> What this task involves
Can you output the records below exactly as they are written?

(Saved data entries)
○ ○ ○ ○ ○ ○ ○

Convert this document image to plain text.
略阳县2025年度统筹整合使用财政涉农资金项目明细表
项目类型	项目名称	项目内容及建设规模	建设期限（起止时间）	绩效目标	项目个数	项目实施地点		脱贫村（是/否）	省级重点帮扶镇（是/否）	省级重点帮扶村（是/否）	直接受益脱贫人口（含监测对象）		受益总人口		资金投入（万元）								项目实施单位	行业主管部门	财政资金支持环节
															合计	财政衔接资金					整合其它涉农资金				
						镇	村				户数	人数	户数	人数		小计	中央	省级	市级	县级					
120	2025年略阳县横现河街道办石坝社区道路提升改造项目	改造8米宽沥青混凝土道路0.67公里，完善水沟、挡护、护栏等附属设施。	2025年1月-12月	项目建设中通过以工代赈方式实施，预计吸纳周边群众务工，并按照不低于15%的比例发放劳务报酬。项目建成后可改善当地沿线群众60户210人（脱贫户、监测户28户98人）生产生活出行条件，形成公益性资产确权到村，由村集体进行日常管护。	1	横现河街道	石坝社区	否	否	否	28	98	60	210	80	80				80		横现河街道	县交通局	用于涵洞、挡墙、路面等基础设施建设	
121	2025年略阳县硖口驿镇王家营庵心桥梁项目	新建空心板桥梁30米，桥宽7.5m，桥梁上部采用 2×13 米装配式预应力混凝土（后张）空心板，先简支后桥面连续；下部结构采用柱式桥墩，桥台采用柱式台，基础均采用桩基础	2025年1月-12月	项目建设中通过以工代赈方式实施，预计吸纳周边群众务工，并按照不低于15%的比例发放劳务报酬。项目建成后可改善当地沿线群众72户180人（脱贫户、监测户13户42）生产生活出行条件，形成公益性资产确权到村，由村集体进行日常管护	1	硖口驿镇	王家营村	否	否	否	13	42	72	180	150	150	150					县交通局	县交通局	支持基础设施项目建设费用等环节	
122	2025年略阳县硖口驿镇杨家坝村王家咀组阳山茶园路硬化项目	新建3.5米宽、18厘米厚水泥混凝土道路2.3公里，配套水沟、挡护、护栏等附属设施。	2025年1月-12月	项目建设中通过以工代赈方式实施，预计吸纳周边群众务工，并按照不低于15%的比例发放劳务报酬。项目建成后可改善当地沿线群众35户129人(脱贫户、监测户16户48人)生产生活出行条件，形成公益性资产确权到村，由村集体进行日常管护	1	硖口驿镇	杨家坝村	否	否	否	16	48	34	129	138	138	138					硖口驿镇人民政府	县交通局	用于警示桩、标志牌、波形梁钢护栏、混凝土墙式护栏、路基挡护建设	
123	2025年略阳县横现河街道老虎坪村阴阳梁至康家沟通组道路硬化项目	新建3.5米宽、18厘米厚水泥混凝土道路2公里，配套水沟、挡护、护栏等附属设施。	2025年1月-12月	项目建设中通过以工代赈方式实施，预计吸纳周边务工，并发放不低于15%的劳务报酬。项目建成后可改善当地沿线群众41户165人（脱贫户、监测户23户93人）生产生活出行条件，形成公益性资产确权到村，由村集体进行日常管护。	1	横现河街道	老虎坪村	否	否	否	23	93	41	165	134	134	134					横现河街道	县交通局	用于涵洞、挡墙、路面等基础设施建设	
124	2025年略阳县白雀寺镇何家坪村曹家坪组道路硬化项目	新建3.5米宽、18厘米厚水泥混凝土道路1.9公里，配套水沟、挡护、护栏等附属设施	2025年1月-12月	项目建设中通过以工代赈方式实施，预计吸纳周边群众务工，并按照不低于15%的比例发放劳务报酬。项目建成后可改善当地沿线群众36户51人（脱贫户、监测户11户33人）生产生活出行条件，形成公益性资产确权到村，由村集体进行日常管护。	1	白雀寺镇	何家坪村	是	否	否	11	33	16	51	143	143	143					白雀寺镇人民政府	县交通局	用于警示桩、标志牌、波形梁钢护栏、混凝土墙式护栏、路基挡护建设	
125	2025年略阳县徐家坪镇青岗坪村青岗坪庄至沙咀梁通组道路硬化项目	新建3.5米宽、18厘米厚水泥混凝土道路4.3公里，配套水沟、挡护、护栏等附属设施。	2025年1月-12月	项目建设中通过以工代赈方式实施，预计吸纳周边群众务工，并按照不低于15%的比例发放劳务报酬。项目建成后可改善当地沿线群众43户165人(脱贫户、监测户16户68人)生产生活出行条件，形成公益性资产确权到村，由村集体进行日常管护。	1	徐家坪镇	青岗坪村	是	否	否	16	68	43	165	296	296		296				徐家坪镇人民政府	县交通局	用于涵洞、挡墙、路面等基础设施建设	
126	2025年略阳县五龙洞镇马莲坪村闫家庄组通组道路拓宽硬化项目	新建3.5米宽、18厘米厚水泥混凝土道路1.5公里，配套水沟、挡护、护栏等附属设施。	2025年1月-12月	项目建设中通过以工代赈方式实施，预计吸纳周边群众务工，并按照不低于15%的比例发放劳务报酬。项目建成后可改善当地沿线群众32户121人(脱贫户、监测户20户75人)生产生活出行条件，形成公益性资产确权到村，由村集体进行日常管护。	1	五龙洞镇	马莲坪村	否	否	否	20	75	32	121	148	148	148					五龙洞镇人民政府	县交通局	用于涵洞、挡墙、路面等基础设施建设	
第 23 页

○ ○ ○ ○ ○ ○ ○

> Task answer
Convert this document image to plain text.
略阳县2025年度统筹整合使用财政涉农资金项目明细表
项目类型	项目名称	项目内容及建设规模	建设期限（起止时间）	绩效目标	项目个数	项目实施地点		脱贫村（是/否）	省级重点帮扶镇（是/否）	省级重点帮扶村（是/否）	直接受益脱贫人口（含监测对象）		受益总人口		资金投入（万元）								项目实施单位	行业主管部门	财政资金支持环节
															合计	财政衔接资金					整合其它涉农资金				
						镇	村				户数	人数	户数	人数		小计	中央	省级	市级	县级					
120	2025年略阳县横现河街道办石坝社区道路提升改造项目	改造8米宽沥青混凝土道路0.67公里，完善水沟、挡护、护栏等附属设施。	2025年1月-12月	项目建设中通过以工代赈方式实施，预计吸纳周边群众务工，并按照不低于15%的比例发放劳务报酬。项目建成后可改善当地沿线群众60户210人（脱贫户、监测户28户98人）生产生活出行条件，形成公益性资产确权到村，由村集体进行日常管护。	1	横现河街道	石坝社区	否	否	否	28	98	60	210	80	80				80		横现河街道	县交通局	用于涵洞、挡墙、路面等基础设施建设	
121	2025年略阳县硖口驿镇王家营庵心桥梁项目	新建空心板桥梁30米，桥宽7.5m，桥梁上部采用 2×13 米装配式预应力混凝土（后张）空心板，先简支后桥面连续；下部结构采用柱式桥墩，桥台采用柱式台，基础均采用桩基础	2025年1月-12月	项目建设中通过以工代赈方式实施，预计吸纳周边群众务工，并按照不低于15%的比例发放劳务报酬。项目建成后可改善当地沿线群众72户180人（脱贫户、监测户13户42）生产生活出行条件，形成公益性资产确权到村，由村集体进行日常管护	1	硖口驿镇	王家营村	否	否	否	13	42	72	180	150	150	150					县交通局	县交通局	支持基础设施项目建设费用等环节	
122	2025年略阳县硖口驿镇杨家坝村王家咀组阳山茶园路硬化项目	新建3.5米宽、18厘米厚水泥混凝土道路2.3公里，配套水沟、挡护、护栏等附属设施。	2025年1月-12月	项目建设中通过以工代赈方式实施，预计吸纳周边群众务工，并按照不低于15%的比例发放劳务报酬。项目建成后可改善当地沿线群众35户129人(脱贫户、监测户16户48人)生产生活出行条件，形成公益性资产确权到村，由村集体进行日常管护	1	硖口驿镇	杨家坝村	否	否	否	16	48	34	129	138	138	138					硖口驿镇人民政府	县交通局	用于警示桩、标志牌、波形梁钢护栏、混凝土墙式护栏、路基挡护建设	
123	2025年略阳县横现河街道老虎坪村阴阳梁至康家沟通组道路硬化项目	新建3.5米宽、18厘米厚水泥混凝土道路2公里，配套水沟、挡护、护栏等附属设施。	2025年1月-12月	项目建设中通过以工代赈方式实施，预计吸纳周边务工，并发放不低于15%的劳务报酬。项目建成后可改善当地沿线群众41户165人（脱贫户、监测户23户93人）生产生活出行条件，形成公益性资产确权到村，由村集体进行日常管护。	1	横现河街道	老虎坪村	否	否	否	23	93	41	165	134	134	134					横现河街道	县交通局	用于涵洞、挡墙、路面等基础设施建设	
124	2025年略阳县白雀寺镇何家坪村曹家坪组道路硬化项目	新建3.5米宽、18厘米厚水泥混凝土道路1.9公里，配套水沟、挡护、护栏等附属设施	2025年1月-12月	项目建设中通过以工代赈方式实施，预计吸纳周边群众务工，并按照不低于15%的比例发放劳务报酬。项目建成后可改善当地沿线群众36户51人（脱贫户、监测户11户33人）生产生活出行条件，形成公益性资产确权到村，由村集体进行日常管护。	1	白雀寺镇	何家坪村	是	否	否	11	33	16	51	143	143	143					白雀寺镇人民政府	县交通局	用于警示桩、标志牌、波形梁钢护栏、混凝土墙式护栏、路基挡护建设	
125	2025年略阳县徐家坪镇青岗坪村青岗坪庄至沙咀梁通组道路硬化项目	新建3.5米宽、18厘米厚水泥混凝土道路4.3公里，配套水沟、挡护、护栏等附属设施。	2025年1月-12月	项目建设中通过以工代赈方式实施，预计吸纳周边群众务工，并按照不低于15%的比例发放劳务报酬。项目建成后可改善当地沿线群众43户165人(脱贫户、监测户16户68人)生产生活出行条件，形成公益性资产确权到村，由村集体进行日常管护。	1	徐家坪镇	青岗坪村	是	否	否	16	68	43	165	296	296		296				徐家坪镇人民政府	县交通局	用于涵洞、挡墙、路面等基础设施建设	
126	2025年略阳县五龙洞镇马莲坪村闫家庄组通组道路拓宽硬化项目	新建3.5米宽、18厘米厚水泥混凝土道路1.5公里，配套水沟、挡护、护栏等附属设施。	2025年1月-12月	项目建设中通过以工代赈方式实施，预计吸纳周边群众务工，并按照不低于15%的比例发放劳务报酬。项目建成后可改善当地沿线群众32户121人(脱贫户、监测户20户75人)生产生活出行条件，形成公益性资产确权到村，由村集体进行日常管护。	1	五龙洞镇	马莲坪村	否	否	否	20	75	32	121	148	148	148					五龙洞镇人民政府	县交通局	用于涵洞、挡墙、路面等基础设施建设	
第 23 页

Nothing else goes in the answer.